++++ Material to process

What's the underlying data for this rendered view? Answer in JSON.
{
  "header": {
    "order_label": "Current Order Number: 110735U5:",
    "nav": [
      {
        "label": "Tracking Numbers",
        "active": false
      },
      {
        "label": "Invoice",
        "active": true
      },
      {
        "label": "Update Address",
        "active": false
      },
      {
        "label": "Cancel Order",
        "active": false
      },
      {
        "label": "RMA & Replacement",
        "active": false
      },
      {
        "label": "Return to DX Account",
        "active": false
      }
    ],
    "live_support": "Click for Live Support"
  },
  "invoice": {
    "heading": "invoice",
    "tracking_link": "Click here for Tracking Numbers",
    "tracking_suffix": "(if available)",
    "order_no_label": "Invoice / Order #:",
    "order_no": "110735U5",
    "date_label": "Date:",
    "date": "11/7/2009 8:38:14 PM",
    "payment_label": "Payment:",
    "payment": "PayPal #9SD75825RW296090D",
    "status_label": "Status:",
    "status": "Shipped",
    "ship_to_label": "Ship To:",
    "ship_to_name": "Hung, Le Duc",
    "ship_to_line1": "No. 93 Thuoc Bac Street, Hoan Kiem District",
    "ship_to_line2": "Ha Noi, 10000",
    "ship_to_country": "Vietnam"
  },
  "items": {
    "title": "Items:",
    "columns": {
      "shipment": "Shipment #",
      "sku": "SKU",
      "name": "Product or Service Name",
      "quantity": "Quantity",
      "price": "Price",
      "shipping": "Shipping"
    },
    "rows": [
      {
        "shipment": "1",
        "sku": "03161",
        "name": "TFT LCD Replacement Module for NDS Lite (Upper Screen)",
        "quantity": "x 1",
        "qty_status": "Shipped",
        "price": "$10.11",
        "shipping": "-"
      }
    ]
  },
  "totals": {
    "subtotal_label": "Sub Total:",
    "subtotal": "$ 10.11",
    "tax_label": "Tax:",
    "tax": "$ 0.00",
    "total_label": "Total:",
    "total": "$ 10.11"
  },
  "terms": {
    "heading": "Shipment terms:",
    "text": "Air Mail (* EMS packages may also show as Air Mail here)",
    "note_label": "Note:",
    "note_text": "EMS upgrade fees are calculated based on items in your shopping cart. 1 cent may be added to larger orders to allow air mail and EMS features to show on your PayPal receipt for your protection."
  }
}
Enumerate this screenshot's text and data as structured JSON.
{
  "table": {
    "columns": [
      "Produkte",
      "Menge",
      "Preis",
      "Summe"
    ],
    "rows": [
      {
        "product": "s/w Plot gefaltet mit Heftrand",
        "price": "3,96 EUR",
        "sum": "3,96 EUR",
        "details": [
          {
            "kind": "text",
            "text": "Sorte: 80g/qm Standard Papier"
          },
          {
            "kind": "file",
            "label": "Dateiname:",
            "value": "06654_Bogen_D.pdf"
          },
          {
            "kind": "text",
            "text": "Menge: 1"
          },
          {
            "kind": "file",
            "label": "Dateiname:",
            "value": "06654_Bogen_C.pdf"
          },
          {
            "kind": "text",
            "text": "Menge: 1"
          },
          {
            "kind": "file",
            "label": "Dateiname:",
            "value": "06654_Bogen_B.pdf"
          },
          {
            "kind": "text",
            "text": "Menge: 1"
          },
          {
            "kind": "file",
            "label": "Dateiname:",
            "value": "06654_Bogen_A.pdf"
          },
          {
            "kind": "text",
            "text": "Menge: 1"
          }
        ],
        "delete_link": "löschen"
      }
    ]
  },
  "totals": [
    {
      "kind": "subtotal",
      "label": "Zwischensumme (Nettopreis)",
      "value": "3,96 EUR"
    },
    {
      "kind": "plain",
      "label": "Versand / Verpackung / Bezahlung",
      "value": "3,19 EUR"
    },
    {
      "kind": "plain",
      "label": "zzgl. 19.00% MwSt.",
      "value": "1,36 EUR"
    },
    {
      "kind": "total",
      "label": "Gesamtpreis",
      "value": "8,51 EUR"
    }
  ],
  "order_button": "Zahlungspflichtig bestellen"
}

++++++++

• **Given instruction**:
Only the lines from the one containing "Enumerate this screenshot's" to the end of the listing belong in the output, each reproduced exactly.

• **Task solution**:
Enumerate this screenshot's text and data as structured JSON.
{
  "table": {
    "columns": [
      "Produkte",
      "Menge",
      "Preis",
      "Summe"
    ],
    "rows": [
      {
        "product": "s/w Plot gefaltet mit Heftrand",
        "price": "3,96 EUR",
        "sum": "3,96 EUR",
        "details": [
          {
            "kind": "text",
            "text": "Sorte: 80g/qm Standard Papier"
          },
          {
            "kind": "file",
            "label": "Dateiname:",
            "value": "06654_Bogen_D.pdf"
          },
          {
            "kind": "text",
            "text": "Menge: 1"
          },
          {
            "kind": "file",
            "label": "Dateiname:",
            "value": "06654_Bogen_C.pdf"
          },
          {
            "kind": "text",
            "text": "Menge: 1"
          },
          {
            "kind": "file",
            "label": "Dateiname:",
            "value": "06654_Bogen_B.pdf"
          },
          {
            "kind": "text",
            "text": "Menge: 1"
          },
          {
            "kind": "file",
            "label": "Dateiname:",
            "value": "06654_Bogen_A.pdf"
          },
          {
            "kind": "text",
            "text": "Menge: 1"
          }
        ],
        "delete_link": "löschen"
      }
    ]
  },
  "totals": [
    {
      "kind": "subtotal",
      "label": "Zwischensumme (Nettopreis)",
      "value": "3,96 EUR"
    },
    {
      "kind": "plain",
      "label": "Versand / Verpackung / Bezahlung",
      "value": "3,19 EUR"
    },
    {
      "kind": "plain",
      "label": "zzgl. 19.00% MwSt.",
      "value": "1,36 EUR"
    },
    {
      "kind": "total",
      "label": "Gesamtpreis",
      "value": "8,51 EUR"
    }
  ],
  "order_button": "Zahlungspflichtig bestellen"
}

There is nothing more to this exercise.